» **Task prompt**:
Gather all lines from the material that contain "content".
══ Exercise input
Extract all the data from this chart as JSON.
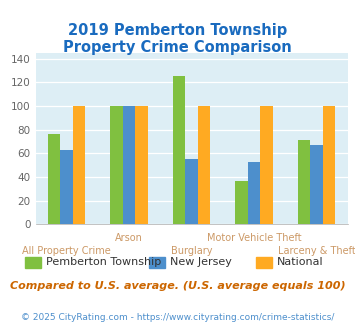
{
  "title": "2019 Pemberton Township\nProperty Crime Comparison",
  "categories": [
    "All Property Crime",
    "Arson",
    "Burglary",
    "Motor Vehicle Theft",
    "Larceny & Theft"
  ],
  "cat_labels_row1": [
    "",
    "Arson",
    "",
    "Motor Vehicle Theft",
    ""
  ],
  "cat_labels_row2": [
    "All Property Crime",
    "",
    "Burglary",
    "",
    "Larceny & Theft"
  ],
  "series": {
    "Pemberton Township": [
      76,
      100,
      125,
      37,
      71
    ],
    "New Jersey": [
      63,
      100,
      55,
      53,
      67
    ],
    "National": [
      100,
      100,
      100,
      100,
      100
    ]
  },
  "colors": {
    "Pemberton Township": "#80c040",
    "New Jersey": "#4d8fcc",
    "National": "#ffaa22"
  },
  "ylim": [
    0,
    145
  ],
  "yticks": [
    0,
    20,
    40,
    60,
    80,
    100,
    120,
    140
  ],
  "title_color": "#1a6bbf",
  "footnote": "Compared to U.S. average. (U.S. average equals 100)",
  "copyright": "© 2025 CityRating.com - https://www.cityrating.com/crime-statistics/",
  "footnote_color": "#cc6600",
  "copyright_color": "#4d8fcc",
  "legend_text_color": "#333333",
  "xlabel_color": "#cc9966",
  "ylabel_color": "#888888",
  "title_fontsize": 10.5,
  "legend_fontsize": 8.0,
  "footnote_fontsize": 8.0,
  "copyright_fontsize": 6.5,
  "bar_width": 0.2
}
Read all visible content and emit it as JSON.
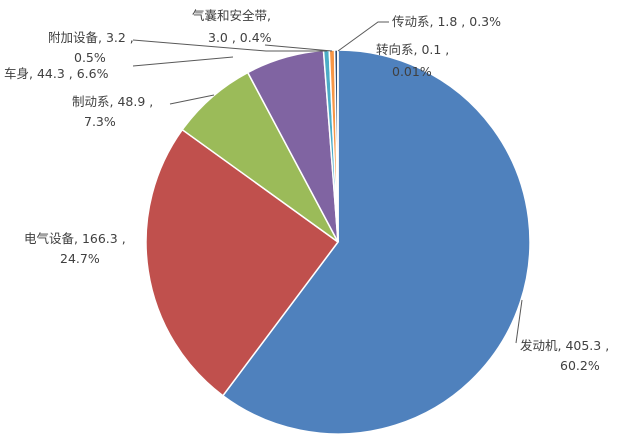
{
  "chart_data": {
    "type": "pie",
    "start": "top",
    "direction": "clockwise",
    "slices": [
      {
        "label": "发动机",
        "value": 405.3,
        "percent": "60.2%",
        "color": "#4F81BD"
      },
      {
        "label": "电气设备",
        "value": 166.3,
        "percent": "24.7%",
        "color": "#C0504D"
      },
      {
        "label": "制动系",
        "value": 48.9,
        "percent": "7.3%",
        "color": "#9BBB59"
      },
      {
        "label": "车身",
        "value": 44.3,
        "percent": "6.6%",
        "color": "#8064A2"
      },
      {
        "label": "附加设备",
        "value": 3.2,
        "percent": "0.5%",
        "color": "#4BACC6"
      },
      {
        "label": "气囊和安全带",
        "value": 3.0,
        "percent": "0.4%",
        "color": "#F79646"
      },
      {
        "label": "传动系",
        "value": 1.8,
        "percent": "0.3%",
        "color": "#2C4D75"
      },
      {
        "label": "转向系",
        "value": 0.1,
        "percent": "0.01%",
        "color": "#772C2A"
      }
    ]
  }
}
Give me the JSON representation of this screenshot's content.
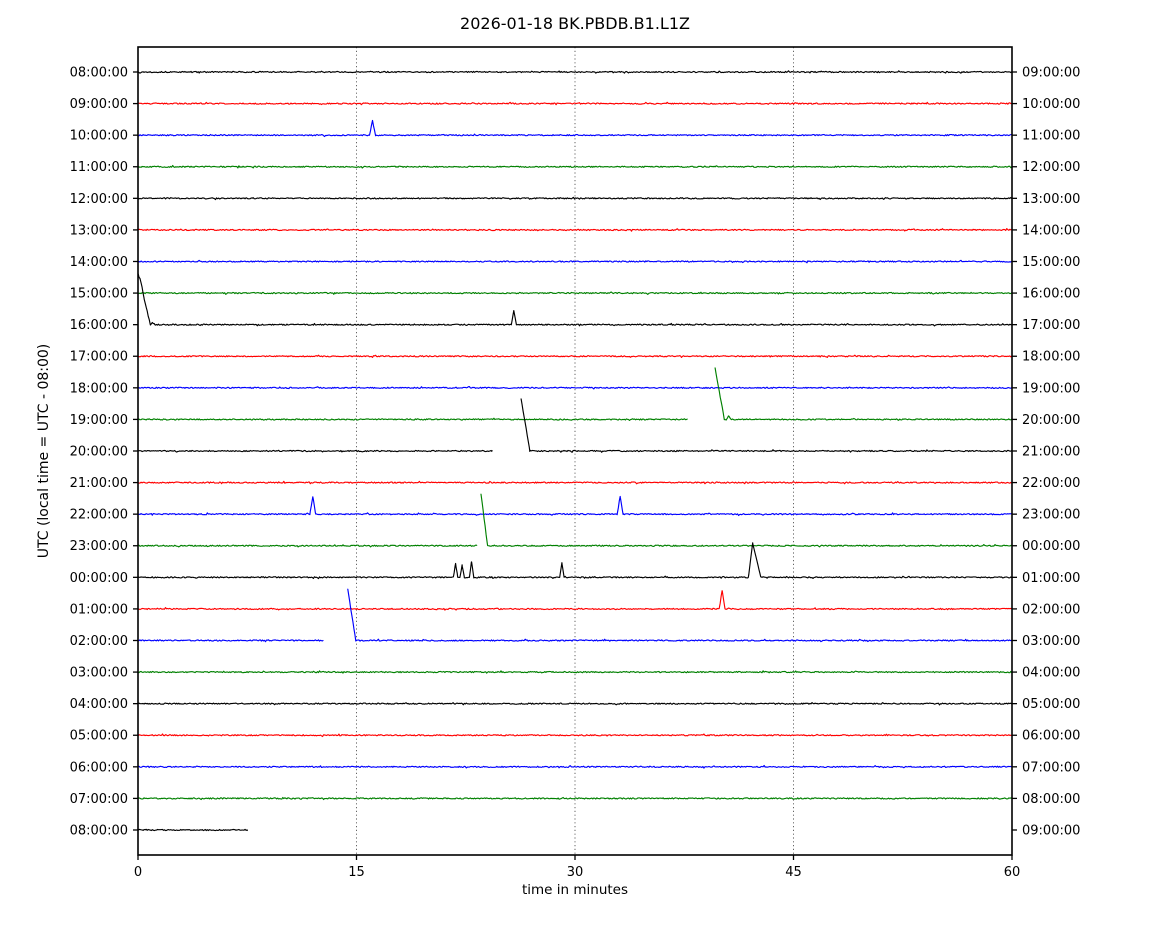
{
  "figure_title": "2026-01-18 BK.PBDB.B1.L1Z",
  "chart_data": {
    "type": "line",
    "variant": "helicorder-dayplot",
    "title": "2026-01-18 BK.PBDB.B1.L1Z",
    "xlabel": "time in minutes",
    "ylabel": "UTC (local time = UTC - 08:00)",
    "xlim": [
      0,
      60
    ],
    "x_ticks": [
      0,
      15,
      30,
      45,
      60
    ],
    "x_tick_labels": [
      "0",
      "15",
      "30",
      "45",
      "60"
    ],
    "grid": {
      "vertical_dotted_at_minutes": [
        15,
        30,
        45
      ]
    },
    "legend": "none",
    "trace_color_cycle": [
      "#000000",
      "#ff0000",
      "#0000ff",
      "#008000"
    ],
    "minutes_per_line": 60,
    "rows": [
      {
        "left_label": "08:00:00",
        "right_label": "09:00:00",
        "color": "#000000",
        "segments": [
          [
            0,
            60
          ]
        ],
        "spikes": [],
        "falls": []
      },
      {
        "left_label": "09:00:00",
        "right_label": "10:00:00",
        "color": "#ff0000",
        "segments": [
          [
            0,
            60
          ]
        ],
        "spikes": [],
        "falls": []
      },
      {
        "left_label": "10:00:00",
        "right_label": "11:00:00",
        "color": "#0000ff",
        "segments": [
          [
            0,
            60
          ]
        ],
        "spikes": [
          {
            "t": 16.1,
            "amp": 0.48,
            "w": 0.4
          }
        ],
        "falls": []
      },
      {
        "left_label": "11:00:00",
        "right_label": "12:00:00",
        "color": "#008000",
        "segments": [
          [
            0,
            60
          ]
        ],
        "spikes": [],
        "falls": []
      },
      {
        "left_label": "12:00:00",
        "right_label": "13:00:00",
        "color": "#000000",
        "segments": [
          [
            0,
            60
          ]
        ],
        "spikes": [],
        "falls": []
      },
      {
        "left_label": "13:00:00",
        "right_label": "14:00:00",
        "color": "#ff0000",
        "segments": [
          [
            0,
            60
          ]
        ],
        "spikes": [],
        "falls": []
      },
      {
        "left_label": "14:00:00",
        "right_label": "15:00:00",
        "color": "#0000ff",
        "segments": [
          [
            0,
            60
          ]
        ],
        "spikes": [],
        "falls": []
      },
      {
        "left_label": "15:00:00",
        "right_label": "16:00:00",
        "color": "#008000",
        "segments": [
          [
            0,
            60
          ]
        ],
        "spikes": [],
        "falls": []
      },
      {
        "left_label": "16:00:00",
        "right_label": "17:00:00",
        "color": "#000000",
        "segments": [
          [
            0,
            60
          ]
        ],
        "spikes": [
          {
            "t": 0.22,
            "amp": 0.12,
            "w": 0.4
          },
          {
            "t": 1.0,
            "amp": 0.08,
            "w": 0.3
          },
          {
            "t": 25.8,
            "amp": 0.45,
            "w": 0.35
          }
        ],
        "falls": [
          {
            "t0": 0.0,
            "t1": 0.85,
            "amp": 1.62
          }
        ]
      },
      {
        "left_label": "17:00:00",
        "right_label": "18:00:00",
        "color": "#ff0000",
        "segments": [
          [
            0,
            60
          ]
        ],
        "spikes": [],
        "falls": []
      },
      {
        "left_label": "18:00:00",
        "right_label": "19:00:00",
        "color": "#0000ff",
        "segments": [
          [
            0,
            60
          ]
        ],
        "spikes": [],
        "falls": []
      },
      {
        "left_label": "19:00:00",
        "right_label": "20:00:00",
        "color": "#008000",
        "segments": [
          [
            0,
            37.7
          ],
          [
            39.62,
            60
          ]
        ],
        "spikes": [
          {
            "t": 40.55,
            "amp": 0.12,
            "w": 0.3
          }
        ],
        "falls": [
          {
            "t0": 39.62,
            "t1": 40.25,
            "amp": 1.62
          }
        ]
      },
      {
        "left_label": "20:00:00",
        "right_label": "21:00:00",
        "color": "#000000",
        "segments": [
          [
            0,
            24.3
          ],
          [
            26.3,
            60
          ]
        ],
        "spikes": [],
        "falls": [
          {
            "t0": 26.3,
            "t1": 26.9,
            "amp": 1.66
          }
        ]
      },
      {
        "left_label": "21:00:00",
        "right_label": "22:00:00",
        "color": "#ff0000",
        "segments": [
          [
            0,
            60
          ]
        ],
        "spikes": [],
        "falls": []
      },
      {
        "left_label": "22:00:00",
        "right_label": "23:00:00",
        "color": "#0000ff",
        "segments": [
          [
            0,
            60
          ]
        ],
        "spikes": [
          {
            "t": 12.0,
            "amp": 0.55,
            "w": 0.4
          },
          {
            "t": 33.1,
            "amp": 0.55,
            "w": 0.4
          }
        ],
        "falls": []
      },
      {
        "left_label": "23:00:00",
        "right_label": "00:00:00",
        "color": "#008000",
        "segments": [
          [
            0,
            23.25
          ],
          [
            23.55,
            60
          ]
        ],
        "spikes": [],
        "falls": [
          {
            "t0": 23.55,
            "t1": 24.0,
            "amp": 1.62
          }
        ]
      },
      {
        "left_label": "00:00:00",
        "right_label": "01:00:00",
        "color": "#000000",
        "segments": [
          [
            0,
            60
          ]
        ],
        "spikes": [
          {
            "t": 21.8,
            "amp": 0.44,
            "w": 0.3
          },
          {
            "t": 22.25,
            "amp": 0.38,
            "w": 0.3
          },
          {
            "t": 22.9,
            "amp": 0.5,
            "w": 0.3
          },
          {
            "t": 29.1,
            "amp": 0.45,
            "w": 0.3
          },
          {
            "t": 42.2,
            "amp": 1.08,
            "wl": 0.3,
            "wr": 0.55
          }
        ],
        "falls": []
      },
      {
        "left_label": "01:00:00",
        "right_label": "02:00:00",
        "color": "#ff0000",
        "segments": [
          [
            0,
            60
          ]
        ],
        "spikes": [
          {
            "t": 40.1,
            "amp": 0.57,
            "w": 0.4
          }
        ],
        "falls": []
      },
      {
        "left_label": "02:00:00",
        "right_label": "03:00:00",
        "color": "#0000ff",
        "segments": [
          [
            0,
            12.7
          ],
          [
            14.4,
            60
          ]
        ],
        "spikes": [],
        "falls": [
          {
            "t0": 14.4,
            "t1": 14.95,
            "amp": 1.61
          }
        ]
      },
      {
        "left_label": "03:00:00",
        "right_label": "04:00:00",
        "color": "#008000",
        "segments": [
          [
            0,
            60
          ]
        ],
        "spikes": [],
        "falls": []
      },
      {
        "left_label": "04:00:00",
        "right_label": "05:00:00",
        "color": "#000000",
        "segments": [
          [
            0,
            60
          ]
        ],
        "spikes": [],
        "falls": []
      },
      {
        "left_label": "05:00:00",
        "right_label": "06:00:00",
        "color": "#ff0000",
        "segments": [
          [
            0,
            60
          ]
        ],
        "spikes": [],
        "falls": []
      },
      {
        "left_label": "06:00:00",
        "right_label": "07:00:00",
        "color": "#0000ff",
        "segments": [
          [
            0,
            60
          ]
        ],
        "spikes": [],
        "falls": []
      },
      {
        "left_label": "07:00:00",
        "right_label": "08:00:00",
        "color": "#008000",
        "segments": [
          [
            0,
            60
          ]
        ],
        "spikes": [],
        "falls": []
      },
      {
        "left_label": "08:00:00",
        "right_label": "09:00:00",
        "color": "#000000",
        "segments": [
          [
            0,
            7.5
          ]
        ],
        "spikes": [],
        "falls": []
      }
    ]
  }
}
════
» **Exercise output**:
Read all visible content and emit it as JSON.
Give me the JSON representation of this screenshot's content.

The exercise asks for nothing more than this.